= THE TASK =
Identify each line containing the word "xlabel" and copy it.

= ITEMS =
START

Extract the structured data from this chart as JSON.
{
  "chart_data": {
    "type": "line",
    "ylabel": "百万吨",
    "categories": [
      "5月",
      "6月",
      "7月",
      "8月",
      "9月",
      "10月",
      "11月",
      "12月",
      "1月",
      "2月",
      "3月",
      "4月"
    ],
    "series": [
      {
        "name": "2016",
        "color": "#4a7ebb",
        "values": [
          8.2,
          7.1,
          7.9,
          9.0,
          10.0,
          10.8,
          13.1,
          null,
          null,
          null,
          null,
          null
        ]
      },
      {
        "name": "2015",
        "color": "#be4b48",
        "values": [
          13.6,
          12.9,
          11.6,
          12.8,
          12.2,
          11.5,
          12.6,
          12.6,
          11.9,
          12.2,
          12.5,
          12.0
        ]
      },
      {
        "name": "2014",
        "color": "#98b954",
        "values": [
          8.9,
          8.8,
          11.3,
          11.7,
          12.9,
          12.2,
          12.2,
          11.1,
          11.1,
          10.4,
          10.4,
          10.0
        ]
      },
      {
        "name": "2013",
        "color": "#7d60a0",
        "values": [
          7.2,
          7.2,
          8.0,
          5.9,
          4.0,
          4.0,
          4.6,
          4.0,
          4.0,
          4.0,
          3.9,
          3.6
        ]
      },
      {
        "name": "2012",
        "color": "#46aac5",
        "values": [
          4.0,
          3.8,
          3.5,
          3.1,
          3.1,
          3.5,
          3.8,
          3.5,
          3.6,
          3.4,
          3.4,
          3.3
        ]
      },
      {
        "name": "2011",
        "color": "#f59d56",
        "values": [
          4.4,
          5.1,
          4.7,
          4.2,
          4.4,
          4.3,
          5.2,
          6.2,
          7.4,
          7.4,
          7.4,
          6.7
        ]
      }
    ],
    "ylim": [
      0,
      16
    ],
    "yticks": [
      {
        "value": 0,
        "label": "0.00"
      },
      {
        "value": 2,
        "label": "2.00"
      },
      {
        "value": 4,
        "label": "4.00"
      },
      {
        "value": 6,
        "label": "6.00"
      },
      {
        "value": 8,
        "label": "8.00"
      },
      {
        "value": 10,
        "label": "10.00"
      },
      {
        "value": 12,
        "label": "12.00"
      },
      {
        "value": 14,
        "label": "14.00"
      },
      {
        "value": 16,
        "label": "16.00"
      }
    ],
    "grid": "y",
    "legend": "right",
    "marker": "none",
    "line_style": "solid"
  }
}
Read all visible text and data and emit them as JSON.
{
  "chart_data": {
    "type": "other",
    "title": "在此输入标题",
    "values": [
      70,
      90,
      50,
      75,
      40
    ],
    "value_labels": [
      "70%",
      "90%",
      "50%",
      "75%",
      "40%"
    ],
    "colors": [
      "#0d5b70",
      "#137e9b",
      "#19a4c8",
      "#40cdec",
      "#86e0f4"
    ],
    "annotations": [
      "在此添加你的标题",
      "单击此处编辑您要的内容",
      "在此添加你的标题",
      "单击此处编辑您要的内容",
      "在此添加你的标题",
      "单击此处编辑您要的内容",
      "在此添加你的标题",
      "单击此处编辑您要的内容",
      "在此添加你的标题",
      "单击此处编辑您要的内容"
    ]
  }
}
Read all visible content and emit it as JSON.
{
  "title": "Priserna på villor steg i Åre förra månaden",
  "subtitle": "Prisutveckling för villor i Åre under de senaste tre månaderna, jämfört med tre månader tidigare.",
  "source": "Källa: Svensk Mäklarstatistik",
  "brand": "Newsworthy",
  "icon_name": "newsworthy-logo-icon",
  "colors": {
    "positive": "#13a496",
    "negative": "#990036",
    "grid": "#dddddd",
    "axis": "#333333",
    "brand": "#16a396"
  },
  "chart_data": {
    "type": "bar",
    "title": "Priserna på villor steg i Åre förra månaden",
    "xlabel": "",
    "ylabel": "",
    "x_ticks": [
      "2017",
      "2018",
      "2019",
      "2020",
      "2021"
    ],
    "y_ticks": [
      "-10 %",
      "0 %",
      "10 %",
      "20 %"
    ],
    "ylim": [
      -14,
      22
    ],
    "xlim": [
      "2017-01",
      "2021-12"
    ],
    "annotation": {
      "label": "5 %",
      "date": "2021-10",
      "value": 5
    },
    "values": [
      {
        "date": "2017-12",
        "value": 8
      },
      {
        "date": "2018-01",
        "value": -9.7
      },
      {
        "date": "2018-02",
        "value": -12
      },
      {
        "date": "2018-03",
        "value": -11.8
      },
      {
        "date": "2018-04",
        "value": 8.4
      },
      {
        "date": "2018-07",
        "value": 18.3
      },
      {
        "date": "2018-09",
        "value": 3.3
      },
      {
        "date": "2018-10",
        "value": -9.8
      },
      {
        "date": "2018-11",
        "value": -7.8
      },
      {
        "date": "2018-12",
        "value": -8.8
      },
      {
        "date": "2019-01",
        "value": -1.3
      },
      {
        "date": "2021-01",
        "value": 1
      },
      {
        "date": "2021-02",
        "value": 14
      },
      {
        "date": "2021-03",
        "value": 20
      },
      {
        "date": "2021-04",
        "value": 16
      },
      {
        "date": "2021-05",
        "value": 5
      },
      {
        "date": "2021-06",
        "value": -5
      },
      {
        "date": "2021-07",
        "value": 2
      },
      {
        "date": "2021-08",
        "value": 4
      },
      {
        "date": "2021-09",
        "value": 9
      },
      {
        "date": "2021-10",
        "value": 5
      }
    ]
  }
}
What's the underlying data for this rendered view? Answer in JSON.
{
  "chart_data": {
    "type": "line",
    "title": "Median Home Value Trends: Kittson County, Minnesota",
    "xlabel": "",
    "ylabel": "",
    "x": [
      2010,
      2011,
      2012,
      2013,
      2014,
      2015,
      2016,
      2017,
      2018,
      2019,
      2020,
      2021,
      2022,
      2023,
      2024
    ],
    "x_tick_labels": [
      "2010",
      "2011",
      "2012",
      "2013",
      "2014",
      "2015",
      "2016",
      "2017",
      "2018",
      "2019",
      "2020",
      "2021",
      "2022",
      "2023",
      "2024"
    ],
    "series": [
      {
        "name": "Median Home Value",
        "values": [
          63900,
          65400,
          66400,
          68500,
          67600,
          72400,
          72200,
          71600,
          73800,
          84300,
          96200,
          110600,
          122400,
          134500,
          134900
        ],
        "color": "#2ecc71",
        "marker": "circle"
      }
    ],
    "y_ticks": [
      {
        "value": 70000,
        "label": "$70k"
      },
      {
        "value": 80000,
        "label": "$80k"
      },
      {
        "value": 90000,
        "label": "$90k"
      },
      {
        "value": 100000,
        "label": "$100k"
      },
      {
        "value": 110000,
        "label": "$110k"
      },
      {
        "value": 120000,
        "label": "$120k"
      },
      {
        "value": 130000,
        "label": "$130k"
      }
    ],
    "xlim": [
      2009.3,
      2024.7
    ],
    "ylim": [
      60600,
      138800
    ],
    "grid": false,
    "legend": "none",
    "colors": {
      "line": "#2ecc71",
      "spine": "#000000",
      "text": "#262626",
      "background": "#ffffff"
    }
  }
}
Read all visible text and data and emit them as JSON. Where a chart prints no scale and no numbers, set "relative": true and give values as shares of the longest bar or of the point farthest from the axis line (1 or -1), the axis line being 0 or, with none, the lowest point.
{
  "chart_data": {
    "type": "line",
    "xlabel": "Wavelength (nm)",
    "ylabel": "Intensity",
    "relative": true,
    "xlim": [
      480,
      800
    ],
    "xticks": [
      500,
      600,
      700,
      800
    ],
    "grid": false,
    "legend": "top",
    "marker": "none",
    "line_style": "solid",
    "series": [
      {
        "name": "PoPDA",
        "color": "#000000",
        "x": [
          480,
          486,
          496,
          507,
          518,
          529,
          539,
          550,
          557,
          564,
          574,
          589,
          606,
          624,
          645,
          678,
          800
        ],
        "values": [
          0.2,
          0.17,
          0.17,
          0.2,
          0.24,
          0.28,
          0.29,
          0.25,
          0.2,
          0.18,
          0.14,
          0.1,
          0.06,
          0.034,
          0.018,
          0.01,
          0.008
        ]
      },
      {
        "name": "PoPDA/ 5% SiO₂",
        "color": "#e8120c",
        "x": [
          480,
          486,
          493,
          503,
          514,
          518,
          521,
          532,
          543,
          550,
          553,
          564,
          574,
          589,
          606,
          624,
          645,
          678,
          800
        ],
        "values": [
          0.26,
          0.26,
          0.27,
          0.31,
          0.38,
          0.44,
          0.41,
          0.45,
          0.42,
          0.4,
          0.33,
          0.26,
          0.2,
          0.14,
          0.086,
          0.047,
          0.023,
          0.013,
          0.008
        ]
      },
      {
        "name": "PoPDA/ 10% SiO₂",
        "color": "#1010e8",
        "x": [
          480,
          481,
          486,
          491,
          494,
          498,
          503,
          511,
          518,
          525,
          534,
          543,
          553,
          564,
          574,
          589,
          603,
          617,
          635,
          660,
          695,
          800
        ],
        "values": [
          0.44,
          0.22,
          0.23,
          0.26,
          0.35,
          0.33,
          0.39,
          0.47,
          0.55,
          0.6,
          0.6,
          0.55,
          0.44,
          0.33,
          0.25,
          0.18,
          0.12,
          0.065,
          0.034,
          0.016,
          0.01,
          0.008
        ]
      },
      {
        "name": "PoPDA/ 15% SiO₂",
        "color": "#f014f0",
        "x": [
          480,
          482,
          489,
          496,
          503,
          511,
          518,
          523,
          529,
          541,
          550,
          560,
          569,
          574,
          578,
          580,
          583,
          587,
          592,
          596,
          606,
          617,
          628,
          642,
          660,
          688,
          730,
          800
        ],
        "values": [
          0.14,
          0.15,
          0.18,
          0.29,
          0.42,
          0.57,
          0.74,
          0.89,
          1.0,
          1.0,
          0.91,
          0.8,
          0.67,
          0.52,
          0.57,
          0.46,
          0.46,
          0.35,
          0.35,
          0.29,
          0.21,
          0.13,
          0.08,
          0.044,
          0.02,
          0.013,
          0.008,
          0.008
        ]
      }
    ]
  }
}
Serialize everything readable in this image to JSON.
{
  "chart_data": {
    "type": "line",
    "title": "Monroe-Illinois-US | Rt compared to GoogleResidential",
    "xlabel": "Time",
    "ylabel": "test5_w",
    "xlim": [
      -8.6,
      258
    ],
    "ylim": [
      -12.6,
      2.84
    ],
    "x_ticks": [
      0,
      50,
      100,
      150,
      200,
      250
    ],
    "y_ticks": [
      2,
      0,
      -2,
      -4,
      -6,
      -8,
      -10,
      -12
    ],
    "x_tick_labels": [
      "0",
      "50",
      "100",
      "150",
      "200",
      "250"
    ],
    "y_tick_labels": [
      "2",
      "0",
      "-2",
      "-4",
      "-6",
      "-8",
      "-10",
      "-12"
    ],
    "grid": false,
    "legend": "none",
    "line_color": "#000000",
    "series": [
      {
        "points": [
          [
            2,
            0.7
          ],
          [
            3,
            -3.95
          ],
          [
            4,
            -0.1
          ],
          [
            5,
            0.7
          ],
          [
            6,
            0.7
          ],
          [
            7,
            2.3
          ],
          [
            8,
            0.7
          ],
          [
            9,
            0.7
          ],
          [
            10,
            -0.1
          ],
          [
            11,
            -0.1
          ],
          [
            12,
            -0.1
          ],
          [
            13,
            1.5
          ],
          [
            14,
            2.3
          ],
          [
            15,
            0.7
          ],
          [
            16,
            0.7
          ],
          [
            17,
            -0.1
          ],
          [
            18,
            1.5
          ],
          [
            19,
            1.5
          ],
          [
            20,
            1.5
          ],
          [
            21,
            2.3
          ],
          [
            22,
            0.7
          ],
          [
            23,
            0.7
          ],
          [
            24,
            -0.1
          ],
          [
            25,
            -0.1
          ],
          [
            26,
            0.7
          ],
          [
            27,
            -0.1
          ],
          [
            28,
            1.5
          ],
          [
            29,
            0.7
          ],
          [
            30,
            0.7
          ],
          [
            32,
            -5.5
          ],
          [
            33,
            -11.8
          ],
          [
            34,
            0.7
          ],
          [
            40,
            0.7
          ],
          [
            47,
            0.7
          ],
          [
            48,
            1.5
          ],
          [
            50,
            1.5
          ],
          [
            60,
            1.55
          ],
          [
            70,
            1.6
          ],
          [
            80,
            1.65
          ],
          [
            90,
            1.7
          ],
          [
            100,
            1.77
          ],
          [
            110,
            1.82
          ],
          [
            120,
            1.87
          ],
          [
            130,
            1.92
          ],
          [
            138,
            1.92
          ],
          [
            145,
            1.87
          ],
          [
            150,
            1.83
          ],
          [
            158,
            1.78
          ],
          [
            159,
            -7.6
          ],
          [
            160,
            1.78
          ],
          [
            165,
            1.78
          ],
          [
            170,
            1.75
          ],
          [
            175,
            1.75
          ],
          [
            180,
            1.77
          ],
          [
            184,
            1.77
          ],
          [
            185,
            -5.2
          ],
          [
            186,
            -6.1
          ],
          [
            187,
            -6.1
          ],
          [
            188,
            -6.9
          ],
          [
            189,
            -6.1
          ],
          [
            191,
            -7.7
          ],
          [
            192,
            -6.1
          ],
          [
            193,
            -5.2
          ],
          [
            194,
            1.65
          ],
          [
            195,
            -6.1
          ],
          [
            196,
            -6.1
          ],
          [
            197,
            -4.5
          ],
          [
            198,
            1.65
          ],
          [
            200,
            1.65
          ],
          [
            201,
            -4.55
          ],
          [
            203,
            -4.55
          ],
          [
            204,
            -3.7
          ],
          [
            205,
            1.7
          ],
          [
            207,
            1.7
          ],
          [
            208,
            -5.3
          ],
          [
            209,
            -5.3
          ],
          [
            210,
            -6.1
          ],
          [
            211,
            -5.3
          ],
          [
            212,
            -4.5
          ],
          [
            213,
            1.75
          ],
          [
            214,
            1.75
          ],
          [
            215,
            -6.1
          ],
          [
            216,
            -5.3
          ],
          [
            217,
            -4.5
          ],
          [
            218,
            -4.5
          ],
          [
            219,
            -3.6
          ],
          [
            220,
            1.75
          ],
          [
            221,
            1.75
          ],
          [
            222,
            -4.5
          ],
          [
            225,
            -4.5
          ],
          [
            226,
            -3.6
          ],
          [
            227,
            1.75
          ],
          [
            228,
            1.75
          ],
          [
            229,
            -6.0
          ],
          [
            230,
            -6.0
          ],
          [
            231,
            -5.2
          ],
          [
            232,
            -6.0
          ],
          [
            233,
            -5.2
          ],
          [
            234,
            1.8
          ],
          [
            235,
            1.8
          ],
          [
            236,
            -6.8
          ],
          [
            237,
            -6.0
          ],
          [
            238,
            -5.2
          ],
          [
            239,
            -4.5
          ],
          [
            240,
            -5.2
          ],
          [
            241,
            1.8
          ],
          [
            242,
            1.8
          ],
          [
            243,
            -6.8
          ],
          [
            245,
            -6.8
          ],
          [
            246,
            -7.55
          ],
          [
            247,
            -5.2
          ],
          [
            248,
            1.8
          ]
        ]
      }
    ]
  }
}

END

= ANSWER IN FULL =
    "xlabel": "",
    "xlabel": "",
    "xlabel": "Wavelength (nm)",
    "xlabel": "Time",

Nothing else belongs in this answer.